(Saved entries)
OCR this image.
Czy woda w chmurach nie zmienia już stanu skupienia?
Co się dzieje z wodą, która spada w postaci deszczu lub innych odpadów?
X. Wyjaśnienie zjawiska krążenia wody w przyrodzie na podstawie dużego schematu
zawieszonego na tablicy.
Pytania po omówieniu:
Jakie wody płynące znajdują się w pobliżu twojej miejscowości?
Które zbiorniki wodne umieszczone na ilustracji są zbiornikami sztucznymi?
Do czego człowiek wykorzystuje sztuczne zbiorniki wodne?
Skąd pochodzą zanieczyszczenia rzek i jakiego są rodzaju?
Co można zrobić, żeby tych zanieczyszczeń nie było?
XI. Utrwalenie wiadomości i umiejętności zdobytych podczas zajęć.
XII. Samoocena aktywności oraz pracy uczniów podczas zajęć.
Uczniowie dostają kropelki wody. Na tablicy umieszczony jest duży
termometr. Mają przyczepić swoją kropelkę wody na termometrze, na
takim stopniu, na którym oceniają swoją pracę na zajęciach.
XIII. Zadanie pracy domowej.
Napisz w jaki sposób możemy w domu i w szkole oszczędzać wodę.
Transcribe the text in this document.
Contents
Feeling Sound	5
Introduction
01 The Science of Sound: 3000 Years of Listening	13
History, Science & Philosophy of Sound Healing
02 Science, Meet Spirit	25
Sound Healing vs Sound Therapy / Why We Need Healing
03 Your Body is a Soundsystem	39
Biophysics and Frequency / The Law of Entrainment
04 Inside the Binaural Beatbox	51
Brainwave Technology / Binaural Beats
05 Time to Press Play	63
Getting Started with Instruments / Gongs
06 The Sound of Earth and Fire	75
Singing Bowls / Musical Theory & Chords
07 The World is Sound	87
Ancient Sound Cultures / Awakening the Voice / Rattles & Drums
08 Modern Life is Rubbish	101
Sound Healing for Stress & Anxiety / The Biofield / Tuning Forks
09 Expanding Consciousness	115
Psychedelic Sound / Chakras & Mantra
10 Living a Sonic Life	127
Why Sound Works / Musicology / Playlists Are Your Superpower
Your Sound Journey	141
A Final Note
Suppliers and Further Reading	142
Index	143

What is being asked
Print back all the lines verbatim.

Exercise solution
OCR this image.
Czy woda w chmurach nie zmienia już stanu skupienia?
Co się dzieje z wodą, która spada w postaci deszczu lub innych odpadów?
X. Wyjaśnienie zjawiska krążenia wody w przyrodzie na podstawie dużego schematu
zawieszonego na tablicy.
Pytania po omówieniu:
Jakie wody płynące znajdują się w pobliżu twojej miejscowości?
Które zbiorniki wodne umieszczone na ilustracji są zbiornikami sztucznymi?
Do czego człowiek wykorzystuje sztuczne zbiorniki wodne?
Skąd pochodzą zanieczyszczenia rzek i jakiego są rodzaju?
Co można zrobić, żeby tych zanieczyszczeń nie było?
XI. Utrwalenie wiadomości i umiejętności zdobytych podczas zajęć.
XII. Samoocena aktywności oraz pracy uczniów podczas zajęć.
Uczniowie dostają kropelki wody. Na tablicy umieszczony jest duży
termometr. Mają przyczepić swoją kropelkę wody na termometrze, na
takim stopniu, na którym oceniają swoją pracę na zajęciach.
XIII. Zadanie pracy domowej.
Napisz w jaki sposób możemy w domu i w szkole oszczędzać wodę.
Transcribe the text in this document.
Contents
Feeling Sound	5
Introduction
01 The Science of Sound: 3000 Years of Listening	13
History, Science & Philosophy of Sound Healing
02 Science, Meet Spirit	25
Sound Healing vs Sound Therapy / Why We Need Healing
03 Your Body is a Soundsystem	39
Biophysics and Frequency / The Law of Entrainment
04 Inside the Binaural Beatbox	51
Brainwave Technology / Binaural Beats
05 Time to Press Play	63
Getting Started with Instruments / Gongs
06 The Sound of Earth and Fire	75
Singing Bowls / Musical Theory & Chords
07 The World is Sound	87
Ancient Sound Cultures / Awakening the Voice / Rattles & Drums
08 Modern Life is Rubbish	101
Sound Healing for Stress & Anxiety / The Biofield / Tuning Forks
09 Expanding Consciousness	115
Psychedelic Sound / Chakras & Mantra
10 Living a Sonic Life	127
Why Sound Works / Musicology / Playlists Are Your Superpower
Your Sound Journey	141
A Final Note
Suppliers and Further Reading	142
Index	143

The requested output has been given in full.